→ **What you are asked to do**: Output every entry exactly, from the first line to the last.

→ **Material to process**:
--- Start ---

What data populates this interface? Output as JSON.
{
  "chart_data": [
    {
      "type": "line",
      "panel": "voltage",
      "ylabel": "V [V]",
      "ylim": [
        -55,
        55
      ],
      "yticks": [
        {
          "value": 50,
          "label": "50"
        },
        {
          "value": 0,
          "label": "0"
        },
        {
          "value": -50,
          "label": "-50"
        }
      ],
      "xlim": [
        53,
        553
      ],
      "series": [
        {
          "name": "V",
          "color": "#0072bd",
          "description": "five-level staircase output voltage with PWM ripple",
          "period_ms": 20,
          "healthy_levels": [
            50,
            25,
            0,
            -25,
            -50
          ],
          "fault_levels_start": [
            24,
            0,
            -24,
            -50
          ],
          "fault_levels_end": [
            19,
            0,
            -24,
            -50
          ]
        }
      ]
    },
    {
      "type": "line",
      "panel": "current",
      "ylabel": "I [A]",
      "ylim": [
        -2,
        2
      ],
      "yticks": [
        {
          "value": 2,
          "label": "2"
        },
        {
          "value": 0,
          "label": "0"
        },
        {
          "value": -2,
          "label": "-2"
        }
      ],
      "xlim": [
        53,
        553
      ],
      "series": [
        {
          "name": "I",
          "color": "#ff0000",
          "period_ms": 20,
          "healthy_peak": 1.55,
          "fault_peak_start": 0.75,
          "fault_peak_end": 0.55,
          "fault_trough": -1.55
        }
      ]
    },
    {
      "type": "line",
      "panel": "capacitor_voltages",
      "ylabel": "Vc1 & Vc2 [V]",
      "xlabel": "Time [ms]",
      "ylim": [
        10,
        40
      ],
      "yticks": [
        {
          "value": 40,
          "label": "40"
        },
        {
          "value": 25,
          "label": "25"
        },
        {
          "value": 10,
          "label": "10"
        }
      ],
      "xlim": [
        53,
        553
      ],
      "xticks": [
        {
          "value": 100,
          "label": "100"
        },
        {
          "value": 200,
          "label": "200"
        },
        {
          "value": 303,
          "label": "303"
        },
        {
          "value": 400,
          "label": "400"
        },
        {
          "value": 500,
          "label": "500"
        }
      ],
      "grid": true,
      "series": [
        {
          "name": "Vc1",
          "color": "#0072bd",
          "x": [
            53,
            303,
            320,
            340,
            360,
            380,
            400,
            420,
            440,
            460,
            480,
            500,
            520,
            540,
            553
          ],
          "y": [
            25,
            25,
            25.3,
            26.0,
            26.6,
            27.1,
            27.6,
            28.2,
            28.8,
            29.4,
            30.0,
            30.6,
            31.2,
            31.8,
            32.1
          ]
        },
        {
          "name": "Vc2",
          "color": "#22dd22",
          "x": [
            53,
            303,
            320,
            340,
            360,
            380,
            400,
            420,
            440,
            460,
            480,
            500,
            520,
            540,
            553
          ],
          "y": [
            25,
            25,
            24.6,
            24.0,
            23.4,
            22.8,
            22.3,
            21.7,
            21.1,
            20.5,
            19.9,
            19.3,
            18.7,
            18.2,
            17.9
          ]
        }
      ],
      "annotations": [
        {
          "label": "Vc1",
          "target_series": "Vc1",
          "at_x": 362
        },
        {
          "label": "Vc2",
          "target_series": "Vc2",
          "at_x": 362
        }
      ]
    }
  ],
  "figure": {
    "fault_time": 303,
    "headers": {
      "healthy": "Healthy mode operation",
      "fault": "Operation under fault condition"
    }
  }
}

--- End ---

→ **The output**:
What data populates this interface? Output as JSON.
{
  "chart_data": [
    {
      "type": "line",
      "panel": "voltage",
      "ylabel": "V [V]",
      "ylim": [
        -55,
        55
      ],
      "yticks": [
        {
          "value": 50,
          "label": "50"
        },
        {
          "value": 0,
          "label": "0"
        },
        {
          "value": -50,
          "label": "-50"
        }
      ],
      "xlim": [
        53,
        553
      ],
      "series": [
        {
          "name": "V",
          "color": "#0072bd",
          "description": "five-level staircase output voltage with PWM ripple",
          "period_ms": 20,
          "healthy_levels": [
            50,
            25,
            0,
            -25,
            -50
          ],
          "fault_levels_start": [
            24,
            0,
            -24,
            -50
          ],
          "fault_levels_end": [
            19,
            0,
            -24,
            -50
          ]
        }
      ]
    },
    {
      "type": "line",
      "panel": "current",
      "ylabel": "I [A]",
      "ylim": [
        -2,
        2
      ],
      "yticks": [
        {
          "value": 2,
          "label": "2"
        },
        {
          "value": 0,
          "label": "0"
        },
        {
          "value": -2,
          "label": "-2"
        }
      ],
      "xlim": [
        53,
        553
      ],
      "series": [
        {
          "name": "I",
          "color": "#ff0000",
          "period_ms": 20,
          "healthy_peak": 1.55,
          "fault_peak_start": 0.75,
          "fault_peak_end": 0.55,
          "fault_trough": -1.55
        }
      ]
    },
    {
      "type": "line",
      "panel": "capacitor_voltages",
      "ylabel": "Vc1 & Vc2 [V]",
      "xlabel": "Time [ms]",
      "ylim": [
        10,
        40
      ],
      "yticks": [
        {
          "value": 40,
          "label": "40"
        },
        {
          "value": 25,
          "label": "25"
        },
        {
          "value": 10,
          "label": "10"
        }
      ],
      "xlim": [
        53,
        553
      ],
      "xticks": [
        {
          "value": 100,
          "label": "100"
        },
        {
          "value": 200,
          "label": "200"
        },
        {
          "value": 303,
          "label": "303"
        },
        {
          "value": 400,
          "label": "400"
        },
        {
          "value": 500,
          "label": "500"
        }
      ],
      "grid": true,
      "series": [
        {
          "name": "Vc1",
          "color": "#0072bd",
          "x": [
            53,
            303,
            320,
            340,
            360,
            380,
            400,
            420,
            440,
            460,
            480,
            500,
            520,
            540,
            553
          ],
          "y": [
            25,
            25,
            25.3,
            26.0,
            26.6,
            27.1,
            27.6,
            28.2,
            28.8,
            29.4,
            30.0,
            30.6,
            31.2,
            31.8,
            32.1
          ]
        },
        {
          "name": "Vc2",
          "color": "#22dd22",
          "x": [
            53,
            303,
            320,
            340,
            360,
            380,
            400,
            420,
            440,
            460,
            480,
            500,
            520,
            540,
            553
          ],
          "y": [
            25,
            25,
            24.6,
            24.0,
            23.4,
            22.8,
            22.3,
            21.7,
            21.1,
            20.5,
            19.9,
            19.3,
            18.7,
            18.2,
            17.9
          ]
        }
      ],
      "annotations": [
        {
          "label": "Vc1",
          "target_series": "Vc1",
          "at_x": 362
        },
        {
          "label": "Vc2",
          "target_series": "Vc2",
          "at_x": 362
        }
      ]
    }
  ],
  "figure": {
    "fault_time": 303,
    "headers": {
      "healthy": "Healthy mode operation",
      "fault": "Operation under fault condition"
    }
  }
}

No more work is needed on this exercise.